| Trecho fornecido |
Frio cortante. Meu cachorro, Jota, está encolhido sobre o tapete. Não tem sol. Tempo fechado, nubloso. Visualizo a tela do celular. Cem mensagens para responder. Cubro a cabeça com um cobertor grosso. Frio intenso. As redes sociais estão quentes. Os assuntos mais aventados são estupro, aborto, adoção, violação do corpo, da honra, da intimidade, do desejo de ir e vir… Criança ou mulher devem levar em frente fruto de uma relação sexual não concedida? Que senso de justiça, do certo ou errado, do conveniente ou inconveniente, do espiritual ou pagão, transita no julgamento de pessoas que não têm nada a ver com a vida alheia? De julgadores que não têm uma nesga de respeito pelo outro? De julgadores que sapateiam no sofrimento alheio? De julgadores que se julgam sábios e donos da moral, dos bons costumes e das verdades absolutas? Que sentido de justiça transita nos tribunais da sociedade, que tecla, expõe, joga pedra, vende pautas para colunistas que sobrevivem às custas dos sofrimentos dos outros?

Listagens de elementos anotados

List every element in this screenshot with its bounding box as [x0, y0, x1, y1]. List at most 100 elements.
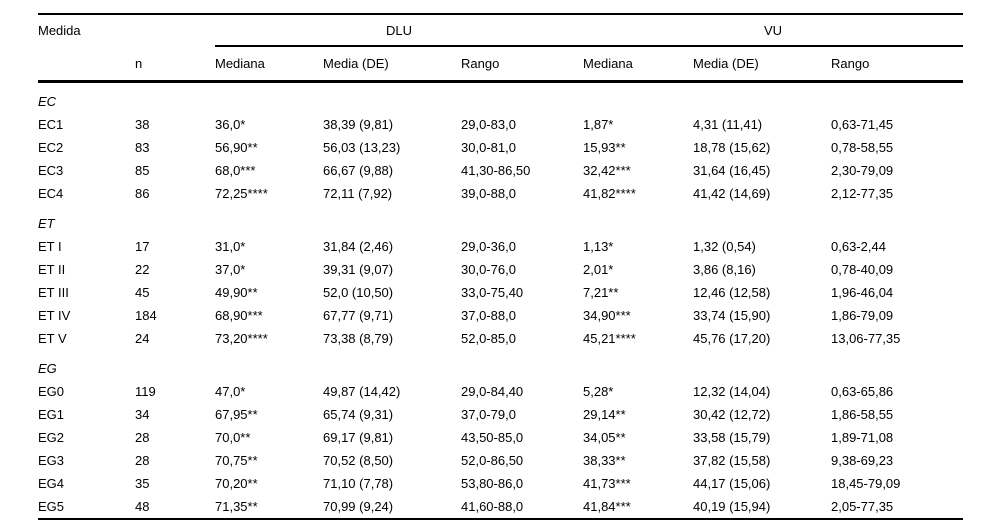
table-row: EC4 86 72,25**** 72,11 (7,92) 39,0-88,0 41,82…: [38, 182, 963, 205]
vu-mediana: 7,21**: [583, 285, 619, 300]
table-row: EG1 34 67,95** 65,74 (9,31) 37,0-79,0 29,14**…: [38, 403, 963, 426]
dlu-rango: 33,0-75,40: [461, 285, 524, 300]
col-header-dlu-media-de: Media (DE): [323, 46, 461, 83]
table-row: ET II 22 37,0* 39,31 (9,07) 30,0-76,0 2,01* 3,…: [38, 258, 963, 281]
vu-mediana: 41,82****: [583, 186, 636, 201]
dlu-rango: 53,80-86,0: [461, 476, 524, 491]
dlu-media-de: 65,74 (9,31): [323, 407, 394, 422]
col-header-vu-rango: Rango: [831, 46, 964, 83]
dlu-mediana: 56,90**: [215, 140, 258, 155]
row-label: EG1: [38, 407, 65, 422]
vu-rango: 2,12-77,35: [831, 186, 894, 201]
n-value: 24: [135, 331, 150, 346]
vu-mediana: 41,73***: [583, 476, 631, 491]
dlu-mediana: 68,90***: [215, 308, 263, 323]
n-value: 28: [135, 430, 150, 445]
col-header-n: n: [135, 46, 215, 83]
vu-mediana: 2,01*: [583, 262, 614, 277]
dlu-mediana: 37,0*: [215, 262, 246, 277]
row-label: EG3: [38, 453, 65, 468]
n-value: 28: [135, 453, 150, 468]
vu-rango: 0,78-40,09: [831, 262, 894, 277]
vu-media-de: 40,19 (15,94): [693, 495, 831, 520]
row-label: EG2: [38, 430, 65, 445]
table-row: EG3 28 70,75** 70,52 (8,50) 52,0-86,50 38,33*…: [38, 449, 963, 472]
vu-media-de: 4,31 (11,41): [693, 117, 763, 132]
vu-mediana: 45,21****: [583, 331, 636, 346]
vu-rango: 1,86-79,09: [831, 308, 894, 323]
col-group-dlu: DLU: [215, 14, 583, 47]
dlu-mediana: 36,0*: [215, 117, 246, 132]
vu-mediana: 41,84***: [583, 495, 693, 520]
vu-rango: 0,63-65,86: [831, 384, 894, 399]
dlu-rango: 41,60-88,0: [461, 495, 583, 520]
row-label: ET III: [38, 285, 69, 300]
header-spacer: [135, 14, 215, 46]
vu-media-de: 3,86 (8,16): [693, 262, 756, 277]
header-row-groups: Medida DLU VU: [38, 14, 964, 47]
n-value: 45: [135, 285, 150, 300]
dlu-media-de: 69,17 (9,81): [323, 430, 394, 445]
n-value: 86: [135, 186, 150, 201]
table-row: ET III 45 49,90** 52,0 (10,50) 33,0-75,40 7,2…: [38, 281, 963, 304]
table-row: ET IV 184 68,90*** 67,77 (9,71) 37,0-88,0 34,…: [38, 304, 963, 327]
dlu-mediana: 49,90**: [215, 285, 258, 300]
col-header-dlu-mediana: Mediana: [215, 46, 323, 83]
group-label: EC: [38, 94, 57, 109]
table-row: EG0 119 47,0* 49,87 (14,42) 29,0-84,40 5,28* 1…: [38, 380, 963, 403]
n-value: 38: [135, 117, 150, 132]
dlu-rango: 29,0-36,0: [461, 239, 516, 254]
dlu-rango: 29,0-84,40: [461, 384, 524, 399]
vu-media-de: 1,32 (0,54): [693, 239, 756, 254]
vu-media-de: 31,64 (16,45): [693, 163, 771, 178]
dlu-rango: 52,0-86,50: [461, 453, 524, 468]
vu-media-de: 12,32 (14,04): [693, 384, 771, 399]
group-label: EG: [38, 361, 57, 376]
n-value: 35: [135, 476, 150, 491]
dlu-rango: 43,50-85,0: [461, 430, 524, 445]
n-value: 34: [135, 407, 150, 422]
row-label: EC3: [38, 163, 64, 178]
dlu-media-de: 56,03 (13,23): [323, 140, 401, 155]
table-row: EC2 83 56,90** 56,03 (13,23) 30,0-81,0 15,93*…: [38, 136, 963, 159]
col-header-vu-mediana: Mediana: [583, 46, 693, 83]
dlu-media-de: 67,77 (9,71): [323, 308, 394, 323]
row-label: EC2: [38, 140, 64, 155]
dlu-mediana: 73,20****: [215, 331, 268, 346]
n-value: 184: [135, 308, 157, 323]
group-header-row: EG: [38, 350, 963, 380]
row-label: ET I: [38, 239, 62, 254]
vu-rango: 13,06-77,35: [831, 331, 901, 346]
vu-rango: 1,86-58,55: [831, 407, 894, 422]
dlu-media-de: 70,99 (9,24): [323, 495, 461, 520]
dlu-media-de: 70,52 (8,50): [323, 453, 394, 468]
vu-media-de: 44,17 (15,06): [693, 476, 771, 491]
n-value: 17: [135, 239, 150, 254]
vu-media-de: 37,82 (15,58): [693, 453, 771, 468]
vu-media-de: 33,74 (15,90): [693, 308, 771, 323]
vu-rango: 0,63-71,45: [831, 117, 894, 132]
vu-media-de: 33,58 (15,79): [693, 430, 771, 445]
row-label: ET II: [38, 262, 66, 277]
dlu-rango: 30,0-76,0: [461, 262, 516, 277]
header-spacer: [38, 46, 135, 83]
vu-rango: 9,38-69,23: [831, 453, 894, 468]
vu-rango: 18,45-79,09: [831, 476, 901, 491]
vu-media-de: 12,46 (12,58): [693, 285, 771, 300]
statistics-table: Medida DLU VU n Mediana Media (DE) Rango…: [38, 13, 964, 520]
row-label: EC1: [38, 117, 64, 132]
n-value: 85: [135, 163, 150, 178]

| Instruções da tarefa |
Reproduza na íntegra, sem nenhuma alteração, o trecho sobre o frio e os julgamentos nas redes sociais.

| Resultado abaixo |
Frio cortante. Meu cachorro, Jota, está encolhido sobre o tapete. Não tem sol. Tempo fechado, nubloso. Visualizo a tela do celular. Cem mensagens para responder. Cubro a cabeça com um cobertor grosso. Frio intenso. As redes sociais estão quentes. Os assuntos mais aventados são estupro, aborto, adoção, violação do corpo, da honra, da intimidade, do desejo de ir e vir… Criança ou mulher devem levar em frente fruto de uma relação sexual não concedida? Que senso de justiça, do certo ou errado, do conveniente ou inconveniente, do espiritual ou pagão, transita no julgamento de pessoas que não têm nada a ver com a vida alheia? De julgadores que não têm uma nesga de respeito pelo outro? De julgadores que sapateiam no sofrimento alheio? De julgadores que se julgam sábios e donos da moral, dos bons costumes e das verdades absolutas? Que sentido de justiça transita nos tribunais da sociedade, que tecla, expõe, joga pedra, vende pautas para colunistas que sobrevivem às custas dos sofrimentos dos outros?